What to do:
**1.** Do these statements agree with the Red Wolffish forum thread? Give yes or no for each, quoting the deciding words. (a) RHOM says the fish is in a small holding tank waiting for its new owner. (b) THE BLACK PIRANHA prefers the Reds to the Commons. (c) Dawgz says these fish grow fast and get large.
**2.** Pick up the Red Wolffish forum thread at its last post and write what follows.

Quoted passage:
══════════════════════════════

# Red Wolffish



## RHOM (Jan 28, 2003)

Just 3 pics of a Red Wolf i picked up today. Active little guy, who's in a small holding tank awaiting it's new owner.


----------



## Piranha_man (Jan 29, 2005)

VERY cool!

It'll be fun watching that little guy grow into a beast.


----------



## THE BLACK PIRANHA (Dec 8, 2003)

I like the Commons more but the Reds are nice.


----------



## His Majesty (Apr 5, 2005)

very pretty looking wolf fish


----------



## Dawgz (Aug 18, 2005)

They grow fast, but stay small.

Awesome demenor on them, mine was so aggressive.


----------



## Smoke (Sep 8, 2010)

Nice wolves


----------



## e46markus (Dec 9, 2010)

══════════════════════════════

Record excerpts:
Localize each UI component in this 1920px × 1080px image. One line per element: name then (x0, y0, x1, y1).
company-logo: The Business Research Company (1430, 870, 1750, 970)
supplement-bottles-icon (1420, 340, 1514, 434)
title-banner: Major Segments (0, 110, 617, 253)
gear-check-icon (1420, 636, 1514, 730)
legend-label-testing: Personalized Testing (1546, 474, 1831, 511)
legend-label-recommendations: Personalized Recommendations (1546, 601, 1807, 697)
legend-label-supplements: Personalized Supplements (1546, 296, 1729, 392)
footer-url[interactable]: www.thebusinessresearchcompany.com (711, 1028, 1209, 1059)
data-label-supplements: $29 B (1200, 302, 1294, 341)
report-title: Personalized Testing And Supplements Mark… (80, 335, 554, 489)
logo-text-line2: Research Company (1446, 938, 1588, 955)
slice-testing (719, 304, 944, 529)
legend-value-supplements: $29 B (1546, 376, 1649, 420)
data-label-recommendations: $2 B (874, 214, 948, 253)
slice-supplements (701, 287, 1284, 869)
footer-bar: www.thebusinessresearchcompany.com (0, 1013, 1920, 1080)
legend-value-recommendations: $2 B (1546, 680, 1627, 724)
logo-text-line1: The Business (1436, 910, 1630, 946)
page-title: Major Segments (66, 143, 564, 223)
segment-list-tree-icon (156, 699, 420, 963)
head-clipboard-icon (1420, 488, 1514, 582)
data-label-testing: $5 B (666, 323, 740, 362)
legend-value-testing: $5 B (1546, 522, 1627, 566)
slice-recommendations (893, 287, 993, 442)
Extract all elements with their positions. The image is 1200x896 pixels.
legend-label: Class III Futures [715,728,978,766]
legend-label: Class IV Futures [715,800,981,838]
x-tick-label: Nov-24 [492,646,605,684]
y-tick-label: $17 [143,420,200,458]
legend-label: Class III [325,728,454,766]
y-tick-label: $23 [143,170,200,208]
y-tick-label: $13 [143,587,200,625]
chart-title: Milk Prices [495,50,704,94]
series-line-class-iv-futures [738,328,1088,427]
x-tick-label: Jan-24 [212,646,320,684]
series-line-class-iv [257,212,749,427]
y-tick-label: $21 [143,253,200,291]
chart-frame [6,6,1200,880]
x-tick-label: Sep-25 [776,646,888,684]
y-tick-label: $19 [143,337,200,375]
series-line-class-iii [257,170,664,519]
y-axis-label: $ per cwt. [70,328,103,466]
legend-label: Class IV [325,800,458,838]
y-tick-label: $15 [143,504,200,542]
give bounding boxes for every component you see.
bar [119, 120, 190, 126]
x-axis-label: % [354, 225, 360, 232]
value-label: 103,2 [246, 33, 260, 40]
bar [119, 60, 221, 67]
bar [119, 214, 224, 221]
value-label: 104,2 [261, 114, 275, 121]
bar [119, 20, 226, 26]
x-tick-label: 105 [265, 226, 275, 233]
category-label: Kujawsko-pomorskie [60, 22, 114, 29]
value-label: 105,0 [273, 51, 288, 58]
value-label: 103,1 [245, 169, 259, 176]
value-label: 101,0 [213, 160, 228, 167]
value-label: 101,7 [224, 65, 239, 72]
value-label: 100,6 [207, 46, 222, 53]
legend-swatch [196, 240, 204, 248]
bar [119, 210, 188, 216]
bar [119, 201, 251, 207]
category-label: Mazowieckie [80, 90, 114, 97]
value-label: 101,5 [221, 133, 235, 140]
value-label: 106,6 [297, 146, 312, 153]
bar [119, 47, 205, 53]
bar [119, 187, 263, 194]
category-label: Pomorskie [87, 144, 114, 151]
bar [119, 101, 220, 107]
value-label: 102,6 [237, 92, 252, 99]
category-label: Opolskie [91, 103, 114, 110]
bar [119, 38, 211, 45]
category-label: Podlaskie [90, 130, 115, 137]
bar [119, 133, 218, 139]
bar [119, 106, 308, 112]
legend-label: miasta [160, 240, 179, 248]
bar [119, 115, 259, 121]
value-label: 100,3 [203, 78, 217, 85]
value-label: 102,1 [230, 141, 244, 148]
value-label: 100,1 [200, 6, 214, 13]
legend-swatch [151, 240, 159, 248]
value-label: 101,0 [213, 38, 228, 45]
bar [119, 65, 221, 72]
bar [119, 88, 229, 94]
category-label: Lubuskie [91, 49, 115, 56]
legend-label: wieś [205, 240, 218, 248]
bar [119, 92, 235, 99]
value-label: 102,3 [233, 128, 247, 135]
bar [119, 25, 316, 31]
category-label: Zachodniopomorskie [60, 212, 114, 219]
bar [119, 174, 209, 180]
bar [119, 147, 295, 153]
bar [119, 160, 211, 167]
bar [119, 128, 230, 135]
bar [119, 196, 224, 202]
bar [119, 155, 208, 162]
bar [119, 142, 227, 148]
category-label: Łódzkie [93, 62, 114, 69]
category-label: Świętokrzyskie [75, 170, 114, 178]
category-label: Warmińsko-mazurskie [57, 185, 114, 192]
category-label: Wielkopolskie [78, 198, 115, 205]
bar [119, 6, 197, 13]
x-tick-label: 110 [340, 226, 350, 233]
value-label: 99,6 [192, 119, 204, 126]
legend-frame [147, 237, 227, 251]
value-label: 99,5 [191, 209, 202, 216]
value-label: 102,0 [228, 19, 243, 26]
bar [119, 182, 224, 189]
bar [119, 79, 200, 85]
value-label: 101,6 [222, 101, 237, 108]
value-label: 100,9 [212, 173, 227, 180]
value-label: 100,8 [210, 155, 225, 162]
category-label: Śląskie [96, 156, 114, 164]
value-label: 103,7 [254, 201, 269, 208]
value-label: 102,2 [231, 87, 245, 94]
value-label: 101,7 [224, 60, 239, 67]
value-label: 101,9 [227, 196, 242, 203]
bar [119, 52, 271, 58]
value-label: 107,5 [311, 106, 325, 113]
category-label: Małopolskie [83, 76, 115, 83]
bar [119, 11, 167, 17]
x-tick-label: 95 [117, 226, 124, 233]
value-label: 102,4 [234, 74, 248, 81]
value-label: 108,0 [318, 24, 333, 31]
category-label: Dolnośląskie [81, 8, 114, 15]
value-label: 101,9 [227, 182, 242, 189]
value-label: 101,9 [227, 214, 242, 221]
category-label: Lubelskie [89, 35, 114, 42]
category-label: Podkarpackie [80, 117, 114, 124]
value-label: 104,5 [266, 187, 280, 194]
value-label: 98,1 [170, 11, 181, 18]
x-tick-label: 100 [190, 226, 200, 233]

══════════════════════════════

The replies:
**1.**
(a) Yes: "who's in a small holding tank awaiting it's new owner."
(b) No: "I like the Commons more but the Reds are nice."
(c) No: "They grow fast, but stay small."

**2.**
I was thinking about getting one myself, have to do a little more research on them though.


----------



## Sylar_92 (Dec 15, 2010)

Thats a nice one you got there







. I just got mine 2 weeks ago from BigAls Mississauga, but the orange colouring on yours is more prominant and disprused. How big is your red wolf? the one I have has red eyes and is 4 inches including the tail.


----------



## fury (Nov 30, 2003)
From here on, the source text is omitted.